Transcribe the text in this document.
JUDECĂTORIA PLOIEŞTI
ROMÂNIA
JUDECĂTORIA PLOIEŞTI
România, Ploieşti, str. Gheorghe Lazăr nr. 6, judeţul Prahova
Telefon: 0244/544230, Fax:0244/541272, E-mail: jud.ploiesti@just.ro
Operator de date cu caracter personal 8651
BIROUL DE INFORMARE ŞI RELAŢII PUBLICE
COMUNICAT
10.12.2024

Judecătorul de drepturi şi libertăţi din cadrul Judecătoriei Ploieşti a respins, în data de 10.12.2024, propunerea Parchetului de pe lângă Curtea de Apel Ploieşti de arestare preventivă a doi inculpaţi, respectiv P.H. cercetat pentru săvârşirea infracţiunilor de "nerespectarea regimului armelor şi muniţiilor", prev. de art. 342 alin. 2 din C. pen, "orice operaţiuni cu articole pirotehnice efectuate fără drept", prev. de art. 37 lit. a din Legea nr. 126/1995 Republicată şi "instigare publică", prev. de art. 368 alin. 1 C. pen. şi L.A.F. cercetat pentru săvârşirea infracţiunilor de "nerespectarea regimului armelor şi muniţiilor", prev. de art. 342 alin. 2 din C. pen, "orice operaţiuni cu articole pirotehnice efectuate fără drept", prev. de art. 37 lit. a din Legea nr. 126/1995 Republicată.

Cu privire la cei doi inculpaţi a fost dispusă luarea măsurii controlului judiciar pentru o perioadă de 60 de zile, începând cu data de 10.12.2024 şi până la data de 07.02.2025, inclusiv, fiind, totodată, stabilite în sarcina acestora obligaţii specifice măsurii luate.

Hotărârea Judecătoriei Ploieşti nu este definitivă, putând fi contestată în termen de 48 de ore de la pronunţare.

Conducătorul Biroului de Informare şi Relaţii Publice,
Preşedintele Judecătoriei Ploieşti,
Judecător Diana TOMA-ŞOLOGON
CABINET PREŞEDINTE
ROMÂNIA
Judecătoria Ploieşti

---

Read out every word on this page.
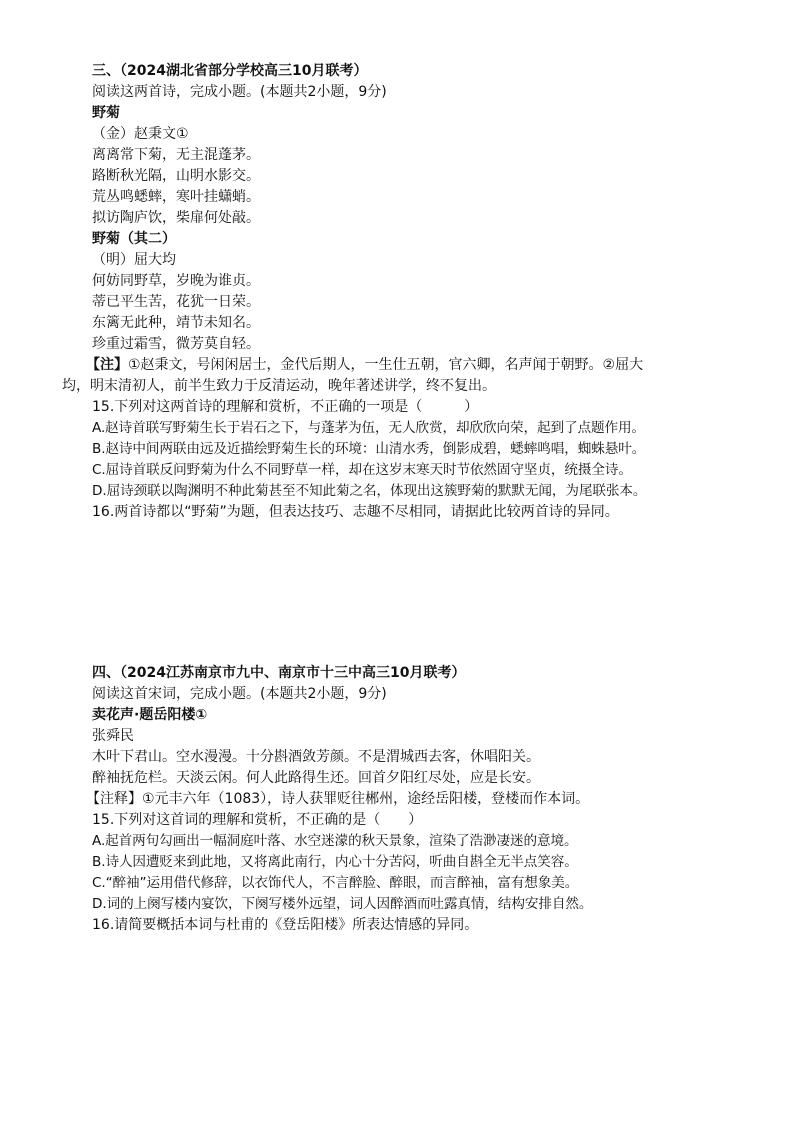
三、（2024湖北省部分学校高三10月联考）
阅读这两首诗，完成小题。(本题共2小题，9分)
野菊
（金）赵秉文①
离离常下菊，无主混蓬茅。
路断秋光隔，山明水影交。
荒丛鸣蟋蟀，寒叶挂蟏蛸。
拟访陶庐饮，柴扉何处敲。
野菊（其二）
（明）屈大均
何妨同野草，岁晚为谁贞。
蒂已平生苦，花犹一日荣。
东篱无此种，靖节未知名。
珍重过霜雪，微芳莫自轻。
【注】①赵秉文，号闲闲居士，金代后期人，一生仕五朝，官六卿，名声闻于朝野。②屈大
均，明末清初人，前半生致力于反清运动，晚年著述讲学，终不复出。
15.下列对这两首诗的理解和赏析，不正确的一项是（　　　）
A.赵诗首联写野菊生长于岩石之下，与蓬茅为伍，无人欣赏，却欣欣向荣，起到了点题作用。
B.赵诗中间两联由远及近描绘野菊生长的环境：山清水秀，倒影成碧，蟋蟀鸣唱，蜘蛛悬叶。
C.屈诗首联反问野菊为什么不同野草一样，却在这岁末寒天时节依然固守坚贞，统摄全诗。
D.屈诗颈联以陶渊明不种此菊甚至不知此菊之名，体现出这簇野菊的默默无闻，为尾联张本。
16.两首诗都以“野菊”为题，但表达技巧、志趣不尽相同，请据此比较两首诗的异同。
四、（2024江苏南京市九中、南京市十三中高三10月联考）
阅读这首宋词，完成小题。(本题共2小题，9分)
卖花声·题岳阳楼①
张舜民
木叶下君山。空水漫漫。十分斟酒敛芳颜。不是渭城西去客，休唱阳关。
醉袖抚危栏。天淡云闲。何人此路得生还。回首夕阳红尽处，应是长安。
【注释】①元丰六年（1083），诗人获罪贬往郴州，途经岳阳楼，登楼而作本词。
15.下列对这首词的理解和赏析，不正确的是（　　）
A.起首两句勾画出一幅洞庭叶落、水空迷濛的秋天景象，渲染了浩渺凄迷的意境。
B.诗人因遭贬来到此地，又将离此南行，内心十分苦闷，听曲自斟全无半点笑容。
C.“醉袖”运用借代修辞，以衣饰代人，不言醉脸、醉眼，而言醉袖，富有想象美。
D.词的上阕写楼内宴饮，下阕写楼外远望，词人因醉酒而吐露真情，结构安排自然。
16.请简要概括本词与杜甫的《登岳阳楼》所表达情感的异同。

--

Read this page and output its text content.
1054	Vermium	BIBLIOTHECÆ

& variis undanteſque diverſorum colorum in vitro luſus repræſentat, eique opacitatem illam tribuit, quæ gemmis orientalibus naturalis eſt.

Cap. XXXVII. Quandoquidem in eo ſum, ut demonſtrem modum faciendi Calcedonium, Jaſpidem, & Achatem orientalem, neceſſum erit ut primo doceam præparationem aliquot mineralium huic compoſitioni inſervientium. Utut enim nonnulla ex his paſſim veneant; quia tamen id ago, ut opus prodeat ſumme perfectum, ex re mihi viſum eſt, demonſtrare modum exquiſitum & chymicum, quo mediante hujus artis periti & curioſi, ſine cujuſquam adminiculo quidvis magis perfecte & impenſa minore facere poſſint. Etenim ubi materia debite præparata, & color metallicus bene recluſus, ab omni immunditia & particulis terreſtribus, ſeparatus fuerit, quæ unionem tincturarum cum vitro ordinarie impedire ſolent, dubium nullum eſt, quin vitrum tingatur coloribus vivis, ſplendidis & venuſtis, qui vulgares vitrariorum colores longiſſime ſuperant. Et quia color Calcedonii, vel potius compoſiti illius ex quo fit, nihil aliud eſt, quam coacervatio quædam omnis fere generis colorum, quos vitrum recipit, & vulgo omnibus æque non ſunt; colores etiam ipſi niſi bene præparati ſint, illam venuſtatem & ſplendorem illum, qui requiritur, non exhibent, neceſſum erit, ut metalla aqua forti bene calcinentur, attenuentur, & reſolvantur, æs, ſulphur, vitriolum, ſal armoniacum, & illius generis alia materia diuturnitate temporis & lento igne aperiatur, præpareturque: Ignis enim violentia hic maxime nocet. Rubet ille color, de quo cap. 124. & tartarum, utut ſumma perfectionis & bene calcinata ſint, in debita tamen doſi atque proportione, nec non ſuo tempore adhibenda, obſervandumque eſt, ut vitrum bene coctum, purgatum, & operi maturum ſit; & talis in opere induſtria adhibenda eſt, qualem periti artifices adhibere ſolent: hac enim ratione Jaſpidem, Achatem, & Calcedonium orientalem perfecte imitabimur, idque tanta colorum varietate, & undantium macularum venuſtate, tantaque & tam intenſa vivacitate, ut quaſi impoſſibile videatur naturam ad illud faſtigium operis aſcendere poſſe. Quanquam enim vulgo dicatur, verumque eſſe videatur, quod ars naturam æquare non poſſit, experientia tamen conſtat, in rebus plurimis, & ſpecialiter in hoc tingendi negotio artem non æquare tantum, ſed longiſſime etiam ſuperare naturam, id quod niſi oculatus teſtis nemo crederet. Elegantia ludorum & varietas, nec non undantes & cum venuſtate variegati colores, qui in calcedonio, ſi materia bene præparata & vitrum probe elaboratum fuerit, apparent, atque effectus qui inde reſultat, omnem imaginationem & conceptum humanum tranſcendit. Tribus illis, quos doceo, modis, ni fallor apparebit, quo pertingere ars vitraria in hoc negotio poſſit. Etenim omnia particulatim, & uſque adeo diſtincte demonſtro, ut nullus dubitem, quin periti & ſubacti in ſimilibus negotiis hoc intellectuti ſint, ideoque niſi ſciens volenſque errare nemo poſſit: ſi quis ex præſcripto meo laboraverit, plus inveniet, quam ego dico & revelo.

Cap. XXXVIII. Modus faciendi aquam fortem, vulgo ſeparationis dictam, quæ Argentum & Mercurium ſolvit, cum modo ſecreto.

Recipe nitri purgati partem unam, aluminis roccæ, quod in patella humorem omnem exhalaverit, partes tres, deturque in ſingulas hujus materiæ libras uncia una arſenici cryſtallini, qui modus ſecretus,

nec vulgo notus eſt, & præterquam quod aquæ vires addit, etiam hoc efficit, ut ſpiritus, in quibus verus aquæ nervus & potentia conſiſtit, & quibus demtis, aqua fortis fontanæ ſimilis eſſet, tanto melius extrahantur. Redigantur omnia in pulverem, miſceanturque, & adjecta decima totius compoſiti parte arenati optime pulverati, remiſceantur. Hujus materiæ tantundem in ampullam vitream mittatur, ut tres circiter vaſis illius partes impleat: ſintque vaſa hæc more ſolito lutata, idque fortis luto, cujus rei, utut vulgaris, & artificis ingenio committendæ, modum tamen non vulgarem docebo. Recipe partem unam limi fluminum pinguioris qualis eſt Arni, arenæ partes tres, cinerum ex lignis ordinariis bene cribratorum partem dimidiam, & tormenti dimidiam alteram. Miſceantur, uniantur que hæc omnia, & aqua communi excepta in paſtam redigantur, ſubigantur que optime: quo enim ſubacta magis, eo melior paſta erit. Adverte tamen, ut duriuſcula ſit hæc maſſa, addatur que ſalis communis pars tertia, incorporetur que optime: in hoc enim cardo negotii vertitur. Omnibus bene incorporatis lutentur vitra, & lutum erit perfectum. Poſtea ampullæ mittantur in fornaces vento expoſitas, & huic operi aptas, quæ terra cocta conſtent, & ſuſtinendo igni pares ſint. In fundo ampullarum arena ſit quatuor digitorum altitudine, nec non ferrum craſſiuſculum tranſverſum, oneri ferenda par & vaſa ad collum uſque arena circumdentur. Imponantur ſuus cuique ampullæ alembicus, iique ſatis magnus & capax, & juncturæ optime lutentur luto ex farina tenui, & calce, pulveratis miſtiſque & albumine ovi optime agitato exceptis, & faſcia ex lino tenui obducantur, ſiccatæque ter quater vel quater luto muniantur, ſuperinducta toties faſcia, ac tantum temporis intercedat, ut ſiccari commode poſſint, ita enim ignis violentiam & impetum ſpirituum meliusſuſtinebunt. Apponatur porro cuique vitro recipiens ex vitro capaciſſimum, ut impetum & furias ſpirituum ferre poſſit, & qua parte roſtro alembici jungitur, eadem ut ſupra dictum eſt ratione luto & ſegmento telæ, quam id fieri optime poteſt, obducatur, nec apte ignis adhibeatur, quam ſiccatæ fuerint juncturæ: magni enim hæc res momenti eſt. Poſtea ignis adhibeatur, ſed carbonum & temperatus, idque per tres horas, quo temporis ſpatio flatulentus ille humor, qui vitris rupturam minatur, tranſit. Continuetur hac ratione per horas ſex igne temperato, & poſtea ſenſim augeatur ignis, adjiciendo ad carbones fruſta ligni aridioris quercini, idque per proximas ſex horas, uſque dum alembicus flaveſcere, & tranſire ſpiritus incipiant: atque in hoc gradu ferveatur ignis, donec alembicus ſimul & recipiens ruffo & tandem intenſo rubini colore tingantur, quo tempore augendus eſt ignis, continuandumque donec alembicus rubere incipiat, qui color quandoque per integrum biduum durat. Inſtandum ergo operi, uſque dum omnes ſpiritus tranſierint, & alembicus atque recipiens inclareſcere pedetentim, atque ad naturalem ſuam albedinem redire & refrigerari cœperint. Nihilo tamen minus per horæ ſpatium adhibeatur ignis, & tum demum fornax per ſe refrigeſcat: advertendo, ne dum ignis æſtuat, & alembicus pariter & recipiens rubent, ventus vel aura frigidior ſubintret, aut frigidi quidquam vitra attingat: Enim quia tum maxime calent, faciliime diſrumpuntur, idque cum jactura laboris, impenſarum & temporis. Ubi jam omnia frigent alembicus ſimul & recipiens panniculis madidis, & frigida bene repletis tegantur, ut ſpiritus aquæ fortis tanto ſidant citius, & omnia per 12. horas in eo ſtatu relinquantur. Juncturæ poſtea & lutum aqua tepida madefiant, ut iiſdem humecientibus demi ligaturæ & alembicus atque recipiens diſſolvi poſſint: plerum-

> To be done: Count how many lines in the data contain the word "Read", giving the number without comment.

> Response below: 2